* _EXERCISE DIRECTIONS_: Copy exactly the lines from the one containing "Transcribe the text in this document." through the last line of the records, both included, and nothing more.

* _ENTRIES SUPPLIED_:
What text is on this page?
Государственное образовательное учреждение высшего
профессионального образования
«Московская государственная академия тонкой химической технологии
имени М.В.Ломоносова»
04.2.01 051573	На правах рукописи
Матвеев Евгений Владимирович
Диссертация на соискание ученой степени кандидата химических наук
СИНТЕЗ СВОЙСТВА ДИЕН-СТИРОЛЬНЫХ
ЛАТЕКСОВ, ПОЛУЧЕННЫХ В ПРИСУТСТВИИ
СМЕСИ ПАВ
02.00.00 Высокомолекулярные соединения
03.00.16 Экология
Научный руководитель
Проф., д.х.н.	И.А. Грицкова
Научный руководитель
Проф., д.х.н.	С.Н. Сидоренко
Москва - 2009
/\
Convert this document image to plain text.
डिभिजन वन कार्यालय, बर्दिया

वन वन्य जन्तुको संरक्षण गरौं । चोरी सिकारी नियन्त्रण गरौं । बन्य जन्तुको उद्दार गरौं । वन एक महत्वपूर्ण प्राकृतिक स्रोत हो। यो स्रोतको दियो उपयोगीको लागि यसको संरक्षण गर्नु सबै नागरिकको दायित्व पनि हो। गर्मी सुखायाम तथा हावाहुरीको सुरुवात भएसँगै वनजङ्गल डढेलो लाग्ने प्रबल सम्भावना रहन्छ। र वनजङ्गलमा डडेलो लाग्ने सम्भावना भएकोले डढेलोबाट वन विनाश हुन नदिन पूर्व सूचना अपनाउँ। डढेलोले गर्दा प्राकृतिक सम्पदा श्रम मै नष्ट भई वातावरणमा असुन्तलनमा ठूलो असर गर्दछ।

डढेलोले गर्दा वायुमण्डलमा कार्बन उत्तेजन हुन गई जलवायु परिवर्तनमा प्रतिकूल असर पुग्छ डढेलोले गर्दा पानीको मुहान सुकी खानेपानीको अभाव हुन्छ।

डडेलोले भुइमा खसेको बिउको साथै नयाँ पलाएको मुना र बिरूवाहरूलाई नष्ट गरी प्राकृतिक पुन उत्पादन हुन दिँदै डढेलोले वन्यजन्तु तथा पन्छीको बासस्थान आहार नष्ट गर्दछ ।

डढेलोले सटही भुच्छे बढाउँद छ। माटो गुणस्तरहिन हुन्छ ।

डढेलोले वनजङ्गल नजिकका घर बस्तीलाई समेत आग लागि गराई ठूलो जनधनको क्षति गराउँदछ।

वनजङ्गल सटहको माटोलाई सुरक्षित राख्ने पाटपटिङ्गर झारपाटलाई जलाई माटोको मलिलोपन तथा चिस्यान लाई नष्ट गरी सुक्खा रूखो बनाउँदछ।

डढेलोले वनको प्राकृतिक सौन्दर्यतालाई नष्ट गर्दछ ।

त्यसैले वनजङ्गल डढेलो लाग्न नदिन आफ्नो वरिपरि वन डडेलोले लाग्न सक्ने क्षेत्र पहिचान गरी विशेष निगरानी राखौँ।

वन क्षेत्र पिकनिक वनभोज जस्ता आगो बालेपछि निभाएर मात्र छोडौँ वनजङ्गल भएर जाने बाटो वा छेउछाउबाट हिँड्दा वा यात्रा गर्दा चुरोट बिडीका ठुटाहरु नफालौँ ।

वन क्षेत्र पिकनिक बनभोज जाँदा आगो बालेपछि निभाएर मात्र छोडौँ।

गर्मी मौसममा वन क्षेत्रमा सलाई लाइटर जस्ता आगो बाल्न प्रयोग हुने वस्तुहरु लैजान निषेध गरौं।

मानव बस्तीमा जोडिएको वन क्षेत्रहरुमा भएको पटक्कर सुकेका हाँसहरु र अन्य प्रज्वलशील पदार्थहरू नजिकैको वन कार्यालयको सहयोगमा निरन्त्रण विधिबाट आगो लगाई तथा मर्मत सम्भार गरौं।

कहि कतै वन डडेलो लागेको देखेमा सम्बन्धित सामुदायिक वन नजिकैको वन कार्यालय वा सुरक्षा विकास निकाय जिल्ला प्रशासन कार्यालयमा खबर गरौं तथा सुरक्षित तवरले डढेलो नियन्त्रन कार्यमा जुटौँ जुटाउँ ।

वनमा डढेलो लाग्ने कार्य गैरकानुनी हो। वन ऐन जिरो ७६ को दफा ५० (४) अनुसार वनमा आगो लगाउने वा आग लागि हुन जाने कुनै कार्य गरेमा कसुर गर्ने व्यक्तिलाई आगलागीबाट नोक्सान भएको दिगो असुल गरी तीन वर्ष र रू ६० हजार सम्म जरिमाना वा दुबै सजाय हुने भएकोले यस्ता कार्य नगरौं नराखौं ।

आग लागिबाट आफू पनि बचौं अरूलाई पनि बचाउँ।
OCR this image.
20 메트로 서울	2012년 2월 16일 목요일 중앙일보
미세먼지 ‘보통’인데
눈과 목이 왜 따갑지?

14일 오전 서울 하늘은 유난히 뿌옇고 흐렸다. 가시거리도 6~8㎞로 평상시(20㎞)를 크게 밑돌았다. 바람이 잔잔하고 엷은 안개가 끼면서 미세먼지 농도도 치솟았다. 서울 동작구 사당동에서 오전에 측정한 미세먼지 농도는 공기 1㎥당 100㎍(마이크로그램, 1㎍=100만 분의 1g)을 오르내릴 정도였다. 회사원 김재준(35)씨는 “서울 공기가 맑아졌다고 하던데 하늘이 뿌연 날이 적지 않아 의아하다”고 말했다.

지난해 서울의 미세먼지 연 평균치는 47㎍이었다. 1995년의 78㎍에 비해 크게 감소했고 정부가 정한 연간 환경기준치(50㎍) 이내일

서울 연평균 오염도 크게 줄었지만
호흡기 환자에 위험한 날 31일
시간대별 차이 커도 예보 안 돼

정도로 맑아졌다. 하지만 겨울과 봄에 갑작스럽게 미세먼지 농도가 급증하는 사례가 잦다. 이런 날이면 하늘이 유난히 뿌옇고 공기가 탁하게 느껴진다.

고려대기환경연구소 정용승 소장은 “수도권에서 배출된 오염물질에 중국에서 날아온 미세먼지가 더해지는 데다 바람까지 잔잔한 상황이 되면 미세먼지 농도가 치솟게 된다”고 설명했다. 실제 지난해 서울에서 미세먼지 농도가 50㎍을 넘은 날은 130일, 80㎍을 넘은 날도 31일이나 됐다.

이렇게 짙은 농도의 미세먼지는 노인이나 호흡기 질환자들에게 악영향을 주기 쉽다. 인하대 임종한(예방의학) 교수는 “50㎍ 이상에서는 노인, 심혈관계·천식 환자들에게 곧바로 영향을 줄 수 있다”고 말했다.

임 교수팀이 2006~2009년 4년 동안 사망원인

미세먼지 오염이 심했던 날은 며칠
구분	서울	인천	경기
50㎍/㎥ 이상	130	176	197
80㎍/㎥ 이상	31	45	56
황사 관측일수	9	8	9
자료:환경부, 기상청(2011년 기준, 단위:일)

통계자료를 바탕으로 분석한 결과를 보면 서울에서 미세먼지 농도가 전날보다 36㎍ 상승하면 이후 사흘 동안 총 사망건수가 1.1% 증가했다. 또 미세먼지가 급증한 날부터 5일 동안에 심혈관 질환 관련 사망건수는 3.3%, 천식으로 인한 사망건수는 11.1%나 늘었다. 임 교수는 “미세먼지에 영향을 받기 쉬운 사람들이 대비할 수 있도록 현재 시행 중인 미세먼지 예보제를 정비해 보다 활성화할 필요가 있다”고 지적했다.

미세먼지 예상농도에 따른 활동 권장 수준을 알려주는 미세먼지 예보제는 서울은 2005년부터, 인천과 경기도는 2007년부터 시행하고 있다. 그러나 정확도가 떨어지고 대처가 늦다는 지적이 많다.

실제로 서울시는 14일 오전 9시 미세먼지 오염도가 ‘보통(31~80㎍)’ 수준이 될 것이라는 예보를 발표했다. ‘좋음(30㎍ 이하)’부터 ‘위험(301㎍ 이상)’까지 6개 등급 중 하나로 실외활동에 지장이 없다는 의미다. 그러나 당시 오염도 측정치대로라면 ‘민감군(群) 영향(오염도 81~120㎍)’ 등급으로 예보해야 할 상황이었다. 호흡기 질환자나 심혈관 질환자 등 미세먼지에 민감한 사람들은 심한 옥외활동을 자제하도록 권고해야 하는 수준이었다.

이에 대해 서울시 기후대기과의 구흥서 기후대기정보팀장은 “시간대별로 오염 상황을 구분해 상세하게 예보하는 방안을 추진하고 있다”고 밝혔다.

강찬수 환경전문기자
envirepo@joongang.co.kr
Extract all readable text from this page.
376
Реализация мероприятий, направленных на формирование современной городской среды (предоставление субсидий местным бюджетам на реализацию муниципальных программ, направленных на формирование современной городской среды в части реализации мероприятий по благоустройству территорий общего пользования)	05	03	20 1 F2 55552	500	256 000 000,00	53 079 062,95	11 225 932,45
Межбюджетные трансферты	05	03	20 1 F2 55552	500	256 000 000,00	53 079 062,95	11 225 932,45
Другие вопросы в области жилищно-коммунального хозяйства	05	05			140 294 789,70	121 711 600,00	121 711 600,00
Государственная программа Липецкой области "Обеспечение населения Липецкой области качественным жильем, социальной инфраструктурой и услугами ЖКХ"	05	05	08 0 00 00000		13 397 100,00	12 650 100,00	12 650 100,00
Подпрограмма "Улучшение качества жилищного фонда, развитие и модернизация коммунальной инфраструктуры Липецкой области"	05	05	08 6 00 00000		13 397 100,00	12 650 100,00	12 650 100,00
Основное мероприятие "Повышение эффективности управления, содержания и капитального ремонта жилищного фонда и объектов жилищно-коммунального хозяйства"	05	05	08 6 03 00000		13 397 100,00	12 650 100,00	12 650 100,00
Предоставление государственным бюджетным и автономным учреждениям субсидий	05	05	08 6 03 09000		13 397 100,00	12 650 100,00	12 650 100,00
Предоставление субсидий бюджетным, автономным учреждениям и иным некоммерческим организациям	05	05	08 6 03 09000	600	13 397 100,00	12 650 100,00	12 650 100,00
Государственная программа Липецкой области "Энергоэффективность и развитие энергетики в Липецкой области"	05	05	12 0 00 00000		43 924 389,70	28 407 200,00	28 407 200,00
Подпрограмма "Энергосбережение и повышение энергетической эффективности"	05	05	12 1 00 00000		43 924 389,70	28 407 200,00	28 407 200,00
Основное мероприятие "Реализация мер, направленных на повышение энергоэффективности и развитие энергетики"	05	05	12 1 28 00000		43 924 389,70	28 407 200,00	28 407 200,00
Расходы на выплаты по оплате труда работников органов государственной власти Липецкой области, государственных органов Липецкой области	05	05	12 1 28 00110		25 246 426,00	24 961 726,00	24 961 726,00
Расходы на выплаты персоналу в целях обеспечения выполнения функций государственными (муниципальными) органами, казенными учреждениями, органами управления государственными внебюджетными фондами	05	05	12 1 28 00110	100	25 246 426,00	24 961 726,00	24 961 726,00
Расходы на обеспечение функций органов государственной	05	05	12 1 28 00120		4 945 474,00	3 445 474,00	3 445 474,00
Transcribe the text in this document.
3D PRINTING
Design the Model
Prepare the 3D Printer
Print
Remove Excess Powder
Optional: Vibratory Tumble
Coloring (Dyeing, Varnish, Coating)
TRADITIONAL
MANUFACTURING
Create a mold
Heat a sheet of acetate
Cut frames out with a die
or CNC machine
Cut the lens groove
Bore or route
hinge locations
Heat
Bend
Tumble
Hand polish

* _EXERCISE RESPONSE_:
Transcribe the text in this document.
3D PRINTING
Design the Model
Prepare the 3D Printer
Print
Remove Excess Powder
Optional: Vibratory Tumble
Coloring (Dyeing, Varnish, Coating)
TRADITIONAL
MANUFACTURING
Create a mold
Heat a sheet of acetate
Cut frames out with a die
or CNC machine
Cut the lens groove
Bore or route
hinge locations
Heat
Bend
Tumble
Hand polish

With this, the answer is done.